### What is expected
Reproduce the entries in the stretch from the line containing "347, 1006, 382]" through the line containing "header-agency: [353, 107, 430, 150]", substituting "cell-office" for "cell-agency" and leaving everything else unchanged.

### Extracted data

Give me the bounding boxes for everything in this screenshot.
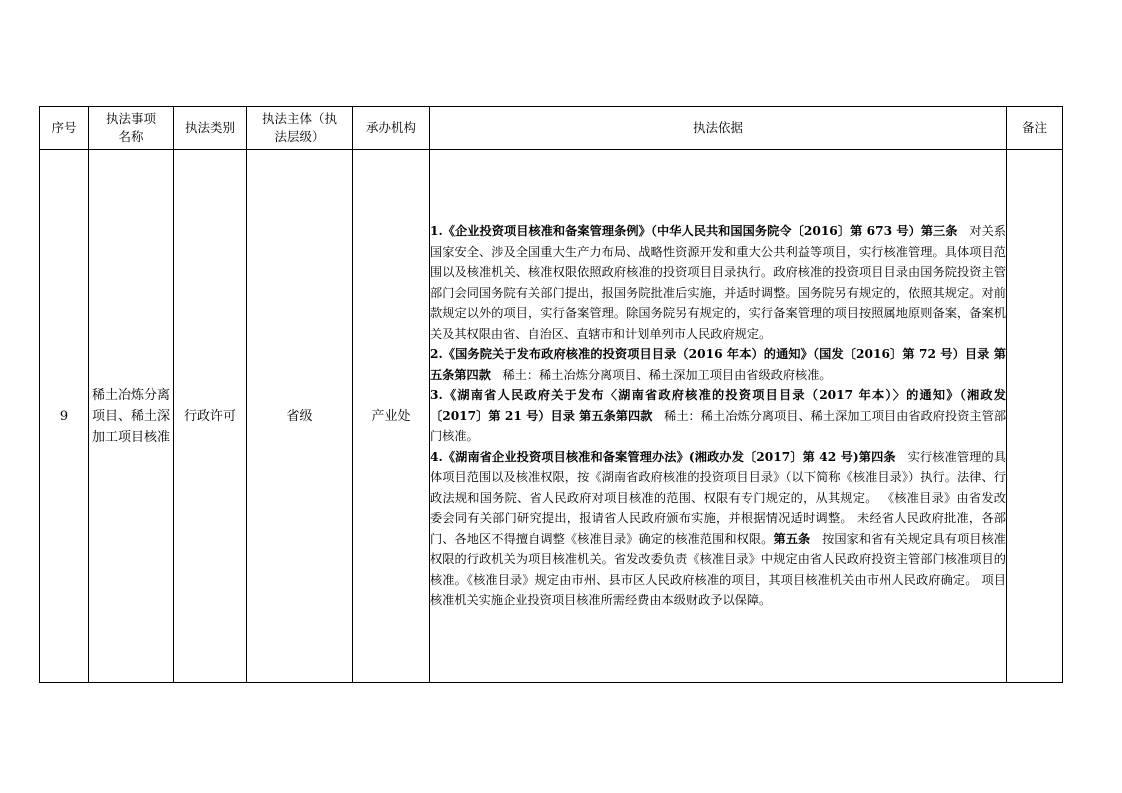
basis-clause-2-title: 2.《国务院关于发布政府核准的投资项目目录（2016 年本）的通知》（国发〔2016〕第 72 号）目录 第五条第四款: [430, 347, 1006, 382]
header-subject: [247, 107, 353, 150]
header-basis: [430, 107, 1007, 150]
header-remark: [1007, 107, 1063, 150]
header-subject-text: 执法主体（执法层级）: [261, 111, 337, 144]
basis-clause-4-title: 4.《湖南省企业投资项目核准和备案管理办法》(湘政办发〔2017〕第 42 号)第四条: [430, 449, 896, 464]
cell-category: 行政许可: [174, 150, 247, 683]
basis-clause-2-text: 稀土：稀土冶炼分离项目、稀土深加工项目由省级政府核准。: [502, 367, 832, 382]
header-item-name: [89, 107, 174, 150]
header-basis-text: 执法依据: [692, 120, 743, 135]
cell-subject: 省级: [247, 150, 353, 683]
cell-agency: 产业处: [353, 150, 430, 683]
cell-seq: 9: [40, 150, 89, 683]
basis-clause-1-title: 1.《企业投资项目核准和备案管理条例》（中华人民共和国国务院令〔2016〕第 673 号）第三条: [430, 224, 958, 239]
cell-basis: [430, 150, 1007, 683]
header-item-name-text: 执法事项名称: [105, 111, 156, 144]
header-seq-text: 序号: [51, 120, 77, 135]
cell-item-name: 稀土冶炼分离项目、稀土深加工项目核准: [89, 150, 174, 683]
header-category-text: 执法类别: [184, 120, 235, 135]
basis-clause-1-text: 对关系国家安全、涉及全国重大生产力布局、战略性资源开发和重大公共利益等项目，实行核准管理。具体项目范围以及核准机关、核准权限依照政府核准的投资项目目录执行。政府核准的投资项目目录由国务院投资主管部门会同国务院有关部门提出，报国务院批准后实施，并适时调整。国务院另有规定的，依照其规定。对前款规定以外的项目，实行备案管理。除国务院另有规定的，实行备案管理的项目按照属地原则备案，备案机关及其权限由省、自治区、直辖市和计划单列市人民政府规定。: [430, 224, 1006, 341]
header-agency: [353, 107, 430, 150]
basis-clause-2: [430, 344, 1006, 385]
basis-clause-4-text-2: 按国家和省有关规定具有项目核准权限的行政机关为项目核准机关。省发改委负责《核准目录》中规定由省人民政府投资主管部门核准项目的核准。《核准目录》规定由市州、县市区人民政府核准的项目，其项目核准机关由市州人民政府确定。 项目核准机关实施企业投资项目核准所需经费由本级财政予以保障。: [430, 531, 1006, 608]
cell-remark: [1007, 150, 1063, 683]
table-row: [40, 150, 1063, 683]
basis-clause-3-text: 稀土：稀土冶炼分离项目、稀土深加工项目由省政府投资主管部门核准。: [430, 408, 1007, 444]
basis-clause-1: [430, 221, 1006, 344]
basis-clause-4: [430, 447, 1006, 611]
basis-clause-3: [430, 385, 1006, 447]
header-category: [174, 107, 247, 150]
basis-clause-4-text: 实行核准管理的具体项目范围以及核准权限，按《湖南省政府核准的投资项目目录》（以下简称《核准目录》）执行。法律、行政法规和国务院、省人民政府对项目核准的范围、权限有专门规定的，从其规定。 《核准目录》由省发改委会同有关部门研究提出，报请省人民政府颁布实施，并根据情况适时调整。 未经省人民政府批准，各部门、各地区不得擅自调整《核准目录》确定的核准范围和权限。: [430, 449, 1007, 546]
header-row: [40, 107, 1063, 150]
header-seq: [40, 107, 89, 150]
header-agency-text: 承办机构: [365, 120, 416, 135]
basis-clause-3-title: 3.《湖南省人民政府关于发布〈湖南省政府核准的投资项目目录（2017 年本）〉的通知》（湘政发〔2017〕第 21 号）目录 第五条第四款: [430, 388, 1006, 423]
header-remark-text: 备注: [1021, 120, 1047, 135]
basis-clause-4-title-2: 第五条: [773, 531, 811, 546]
enforcement-table: [39, 106, 1063, 683]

### Reply
basis-clause-2-title: 2.《国务院关于发布政府核准的投资项目目录（2016 年本）的通知》（国发〔2016〕第 72 号）目录 第五条第四款: [430, 347, 1006, 382]
header-subject: [247, 107, 353, 150]
header-basis: [430, 107, 1007, 150]
header-remark: [1007, 107, 1063, 150]
header-subject-text: 执法主体（执法层级）: [261, 111, 337, 144]
basis-clause-4-title: 4.《湖南省企业投资项目核准和备案管理办法》(湘政办发〔2017〕第 42 号)第四条: [430, 449, 896, 464]
cell-category: 行政许可: [174, 150, 247, 683]
basis-clause-2-text: 稀土：稀土冶炼分离项目、稀土深加工项目由省级政府核准。: [502, 367, 832, 382]
header-item-name: [89, 107, 174, 150]
header-basis-text: 执法依据: [692, 120, 743, 135]
cell-subject: 省级: [247, 150, 353, 683]
cell-office: 产业处: [353, 150, 430, 683]
cell-seq: 9: [40, 150, 89, 683]
basis-clause-1-title: 1.《企业投资项目核准和备案管理条例》（中华人民共和国国务院令〔2016〕第 673 号）第三条: [430, 224, 958, 239]
cell-basis: [430, 150, 1007, 683]
header-item-name-text: 执法事项名称: [105, 111, 156, 144]
header-seq-text: 序号: [51, 120, 77, 135]
cell-item-name: 稀土冶炼分离项目、稀土深加工项目核准: [89, 150, 174, 683]
header-category-text: 执法类别: [184, 120, 235, 135]
basis-clause-1-text: 对关系国家安全、涉及全国重大生产力布局、战略性资源开发和重大公共利益等项目，实行核准管理。具体项目范围以及核准机关、核准权限依照政府核准的投资项目目录执行。政府核准的投资项目目录由国务院投资主管部门会同国务院有关部门提出，报国务院批准后实施，并适时调整。国务院另有规定的，依照其规定。对前款规定以外的项目，实行备案管理。除国务院另有规定的，实行备案管理的项目按照属地原则备案，备案机关及其权限由省、自治区、直辖市和计划单列市人民政府规定。: [430, 224, 1006, 341]
header-agency: [353, 107, 430, 150]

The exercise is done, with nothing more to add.